▶ **Given request**
Scan the data below for the string "content". Copy every line where it appears.

Stored data:
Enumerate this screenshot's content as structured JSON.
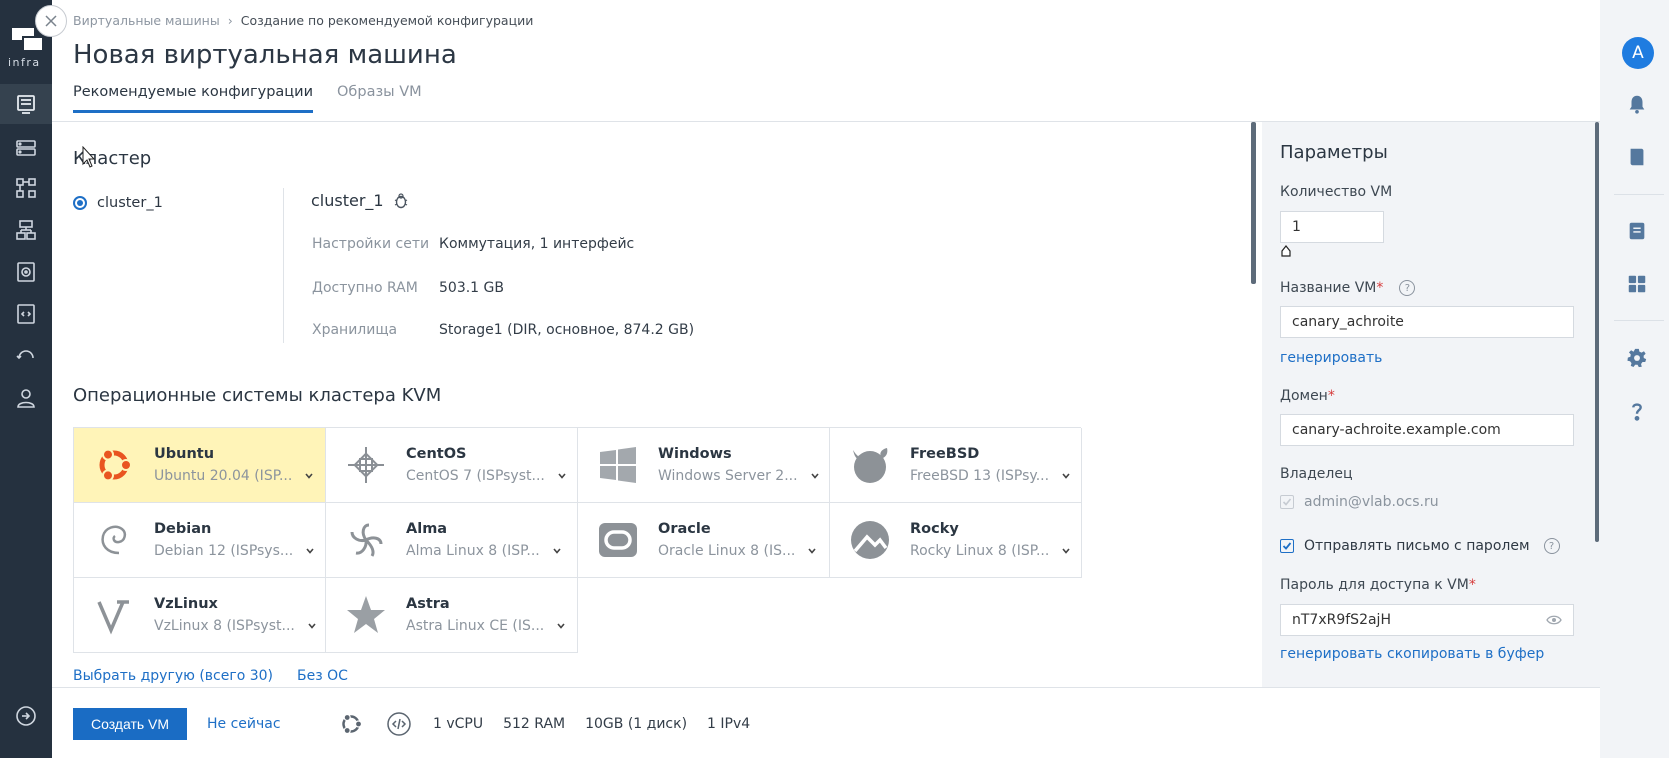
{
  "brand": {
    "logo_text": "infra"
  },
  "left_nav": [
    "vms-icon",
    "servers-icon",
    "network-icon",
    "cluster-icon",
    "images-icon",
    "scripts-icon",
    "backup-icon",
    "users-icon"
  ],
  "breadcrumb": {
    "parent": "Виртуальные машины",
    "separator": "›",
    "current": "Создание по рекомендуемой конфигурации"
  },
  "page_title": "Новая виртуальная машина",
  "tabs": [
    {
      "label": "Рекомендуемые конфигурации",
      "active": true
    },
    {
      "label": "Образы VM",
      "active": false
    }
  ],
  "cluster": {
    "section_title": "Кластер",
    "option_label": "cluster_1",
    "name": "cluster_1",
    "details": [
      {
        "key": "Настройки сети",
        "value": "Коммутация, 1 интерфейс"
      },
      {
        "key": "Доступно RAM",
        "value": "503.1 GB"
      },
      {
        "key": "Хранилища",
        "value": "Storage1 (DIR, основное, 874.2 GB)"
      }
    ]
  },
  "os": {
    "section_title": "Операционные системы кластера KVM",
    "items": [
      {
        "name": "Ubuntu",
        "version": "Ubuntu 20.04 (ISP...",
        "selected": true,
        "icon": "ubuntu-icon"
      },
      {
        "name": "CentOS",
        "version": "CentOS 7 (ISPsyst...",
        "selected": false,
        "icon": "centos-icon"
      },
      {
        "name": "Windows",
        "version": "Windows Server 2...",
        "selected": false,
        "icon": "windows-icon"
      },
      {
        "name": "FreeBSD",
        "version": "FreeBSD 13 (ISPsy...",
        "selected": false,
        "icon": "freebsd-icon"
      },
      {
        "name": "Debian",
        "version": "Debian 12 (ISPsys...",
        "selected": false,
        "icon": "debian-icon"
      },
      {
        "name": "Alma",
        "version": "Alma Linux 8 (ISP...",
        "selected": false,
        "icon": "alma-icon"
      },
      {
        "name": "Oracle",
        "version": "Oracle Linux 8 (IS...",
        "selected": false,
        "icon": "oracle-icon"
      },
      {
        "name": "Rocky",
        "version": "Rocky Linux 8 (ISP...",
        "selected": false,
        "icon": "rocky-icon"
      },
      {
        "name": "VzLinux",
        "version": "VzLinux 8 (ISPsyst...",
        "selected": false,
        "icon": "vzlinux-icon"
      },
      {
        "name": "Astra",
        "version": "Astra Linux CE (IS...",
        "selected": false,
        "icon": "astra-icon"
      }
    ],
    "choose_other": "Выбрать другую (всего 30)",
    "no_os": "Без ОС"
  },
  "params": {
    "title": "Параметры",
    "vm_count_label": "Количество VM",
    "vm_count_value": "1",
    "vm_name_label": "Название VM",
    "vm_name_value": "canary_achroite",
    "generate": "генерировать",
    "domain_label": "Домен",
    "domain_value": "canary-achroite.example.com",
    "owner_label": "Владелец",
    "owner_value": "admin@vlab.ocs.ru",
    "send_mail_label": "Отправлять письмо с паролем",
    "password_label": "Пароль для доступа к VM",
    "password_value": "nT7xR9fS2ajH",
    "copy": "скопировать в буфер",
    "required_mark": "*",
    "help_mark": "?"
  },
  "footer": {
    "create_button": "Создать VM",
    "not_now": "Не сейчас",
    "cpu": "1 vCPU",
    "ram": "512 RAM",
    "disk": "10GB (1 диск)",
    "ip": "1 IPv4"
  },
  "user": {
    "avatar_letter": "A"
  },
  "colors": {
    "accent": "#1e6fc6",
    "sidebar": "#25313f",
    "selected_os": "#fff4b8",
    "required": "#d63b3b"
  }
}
...
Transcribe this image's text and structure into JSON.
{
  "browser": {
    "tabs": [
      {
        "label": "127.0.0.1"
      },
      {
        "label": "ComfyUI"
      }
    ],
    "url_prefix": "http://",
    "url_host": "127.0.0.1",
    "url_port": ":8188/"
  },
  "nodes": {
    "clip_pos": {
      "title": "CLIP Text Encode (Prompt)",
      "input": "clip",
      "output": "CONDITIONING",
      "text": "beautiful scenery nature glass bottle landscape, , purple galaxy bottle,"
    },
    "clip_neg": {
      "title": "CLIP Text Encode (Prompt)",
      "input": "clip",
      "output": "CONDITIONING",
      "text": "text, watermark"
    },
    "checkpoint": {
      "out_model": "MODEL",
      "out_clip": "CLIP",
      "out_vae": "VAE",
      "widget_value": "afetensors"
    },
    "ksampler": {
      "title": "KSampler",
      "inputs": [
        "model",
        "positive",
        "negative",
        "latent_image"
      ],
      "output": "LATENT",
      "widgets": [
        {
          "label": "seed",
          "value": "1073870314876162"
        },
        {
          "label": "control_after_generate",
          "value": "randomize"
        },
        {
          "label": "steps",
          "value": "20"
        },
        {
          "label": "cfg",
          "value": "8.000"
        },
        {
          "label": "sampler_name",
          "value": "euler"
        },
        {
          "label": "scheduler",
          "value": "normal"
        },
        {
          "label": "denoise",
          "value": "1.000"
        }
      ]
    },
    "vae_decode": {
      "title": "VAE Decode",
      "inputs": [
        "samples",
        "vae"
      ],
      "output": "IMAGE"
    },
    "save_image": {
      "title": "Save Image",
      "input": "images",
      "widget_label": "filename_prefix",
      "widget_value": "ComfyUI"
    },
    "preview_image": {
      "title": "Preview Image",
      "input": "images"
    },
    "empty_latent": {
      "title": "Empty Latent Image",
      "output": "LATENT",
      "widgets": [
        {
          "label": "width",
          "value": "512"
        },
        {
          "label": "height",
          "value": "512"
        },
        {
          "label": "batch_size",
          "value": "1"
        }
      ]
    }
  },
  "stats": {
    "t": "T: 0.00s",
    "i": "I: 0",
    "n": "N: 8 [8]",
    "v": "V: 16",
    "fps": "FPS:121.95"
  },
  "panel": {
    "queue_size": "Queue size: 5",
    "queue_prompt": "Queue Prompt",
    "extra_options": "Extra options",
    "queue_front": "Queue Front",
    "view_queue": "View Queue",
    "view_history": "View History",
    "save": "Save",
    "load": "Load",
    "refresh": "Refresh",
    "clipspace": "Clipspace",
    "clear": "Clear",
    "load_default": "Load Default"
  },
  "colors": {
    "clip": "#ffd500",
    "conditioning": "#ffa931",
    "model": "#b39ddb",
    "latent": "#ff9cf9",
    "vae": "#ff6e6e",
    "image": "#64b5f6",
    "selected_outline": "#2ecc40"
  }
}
==
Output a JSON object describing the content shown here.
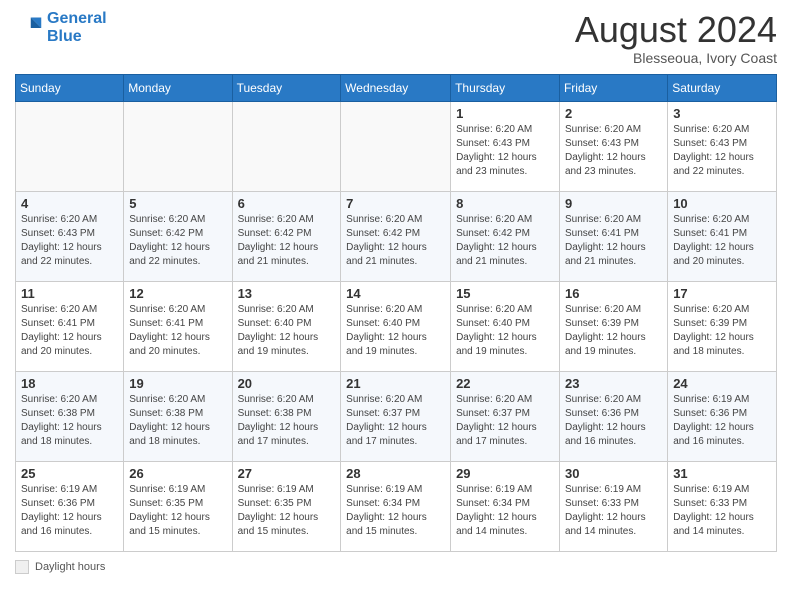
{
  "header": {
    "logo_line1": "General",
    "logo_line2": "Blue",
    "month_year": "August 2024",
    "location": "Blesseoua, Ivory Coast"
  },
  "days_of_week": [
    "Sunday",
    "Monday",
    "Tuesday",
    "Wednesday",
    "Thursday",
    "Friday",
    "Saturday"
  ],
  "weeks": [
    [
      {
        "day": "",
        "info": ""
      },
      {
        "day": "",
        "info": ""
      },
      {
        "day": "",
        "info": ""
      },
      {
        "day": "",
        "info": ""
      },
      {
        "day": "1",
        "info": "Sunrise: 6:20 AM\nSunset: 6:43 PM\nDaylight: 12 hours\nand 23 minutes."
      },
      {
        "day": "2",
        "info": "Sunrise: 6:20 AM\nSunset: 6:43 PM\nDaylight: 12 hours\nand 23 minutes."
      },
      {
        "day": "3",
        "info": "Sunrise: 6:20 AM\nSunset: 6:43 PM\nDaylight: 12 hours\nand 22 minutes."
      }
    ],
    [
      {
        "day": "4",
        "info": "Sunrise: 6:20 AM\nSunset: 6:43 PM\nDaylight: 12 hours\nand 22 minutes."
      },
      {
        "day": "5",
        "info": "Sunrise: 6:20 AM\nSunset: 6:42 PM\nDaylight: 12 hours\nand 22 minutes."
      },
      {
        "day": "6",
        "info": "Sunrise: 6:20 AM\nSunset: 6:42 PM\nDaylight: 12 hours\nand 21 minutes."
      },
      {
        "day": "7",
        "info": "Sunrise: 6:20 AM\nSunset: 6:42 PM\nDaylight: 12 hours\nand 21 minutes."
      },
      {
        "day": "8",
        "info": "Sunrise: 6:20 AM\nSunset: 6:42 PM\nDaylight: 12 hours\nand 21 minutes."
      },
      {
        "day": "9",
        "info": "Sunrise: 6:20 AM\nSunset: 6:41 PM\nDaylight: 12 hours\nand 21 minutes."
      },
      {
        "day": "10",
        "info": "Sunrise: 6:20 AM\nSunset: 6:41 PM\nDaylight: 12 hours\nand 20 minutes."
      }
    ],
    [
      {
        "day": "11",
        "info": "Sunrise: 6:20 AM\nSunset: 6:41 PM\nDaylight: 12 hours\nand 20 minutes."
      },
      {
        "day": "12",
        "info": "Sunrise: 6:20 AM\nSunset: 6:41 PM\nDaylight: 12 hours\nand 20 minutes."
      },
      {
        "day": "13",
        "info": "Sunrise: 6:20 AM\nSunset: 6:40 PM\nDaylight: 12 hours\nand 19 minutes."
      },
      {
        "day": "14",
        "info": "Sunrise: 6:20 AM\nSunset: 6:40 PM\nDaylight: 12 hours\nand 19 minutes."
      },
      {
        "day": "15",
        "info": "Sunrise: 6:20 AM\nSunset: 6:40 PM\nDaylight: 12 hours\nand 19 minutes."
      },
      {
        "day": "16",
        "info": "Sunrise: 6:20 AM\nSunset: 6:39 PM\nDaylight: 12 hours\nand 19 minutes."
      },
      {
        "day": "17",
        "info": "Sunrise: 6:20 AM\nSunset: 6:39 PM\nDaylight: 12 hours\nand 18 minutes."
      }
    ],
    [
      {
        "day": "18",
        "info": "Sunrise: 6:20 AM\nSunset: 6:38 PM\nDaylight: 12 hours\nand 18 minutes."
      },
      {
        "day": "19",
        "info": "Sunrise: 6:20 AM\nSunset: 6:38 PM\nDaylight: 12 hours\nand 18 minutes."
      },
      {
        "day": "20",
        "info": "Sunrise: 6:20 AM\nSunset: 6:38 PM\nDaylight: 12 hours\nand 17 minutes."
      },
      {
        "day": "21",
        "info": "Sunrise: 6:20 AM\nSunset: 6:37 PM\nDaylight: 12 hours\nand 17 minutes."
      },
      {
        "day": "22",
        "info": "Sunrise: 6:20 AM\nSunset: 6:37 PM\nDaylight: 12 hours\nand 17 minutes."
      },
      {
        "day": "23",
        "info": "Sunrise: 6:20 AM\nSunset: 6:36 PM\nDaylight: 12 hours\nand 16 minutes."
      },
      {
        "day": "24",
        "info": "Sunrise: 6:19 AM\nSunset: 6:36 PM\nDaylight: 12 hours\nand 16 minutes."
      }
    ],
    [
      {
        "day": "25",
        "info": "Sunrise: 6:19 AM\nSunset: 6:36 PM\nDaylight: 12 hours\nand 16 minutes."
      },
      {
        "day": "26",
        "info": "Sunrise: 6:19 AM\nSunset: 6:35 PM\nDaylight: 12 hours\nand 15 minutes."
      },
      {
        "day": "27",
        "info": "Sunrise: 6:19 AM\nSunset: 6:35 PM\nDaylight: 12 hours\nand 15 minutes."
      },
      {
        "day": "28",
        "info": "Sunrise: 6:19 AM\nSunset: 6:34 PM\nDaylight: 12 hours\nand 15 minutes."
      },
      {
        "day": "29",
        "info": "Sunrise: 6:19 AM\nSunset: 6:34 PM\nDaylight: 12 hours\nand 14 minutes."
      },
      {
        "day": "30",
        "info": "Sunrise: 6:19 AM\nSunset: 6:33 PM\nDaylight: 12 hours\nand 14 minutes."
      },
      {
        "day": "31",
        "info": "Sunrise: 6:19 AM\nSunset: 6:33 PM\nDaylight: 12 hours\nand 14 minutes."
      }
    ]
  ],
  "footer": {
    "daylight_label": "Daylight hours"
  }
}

▶ **Solution to the exercise**
Enumerate this screenshot's content as structured JSON.
Output a JSON object describing the content shown here.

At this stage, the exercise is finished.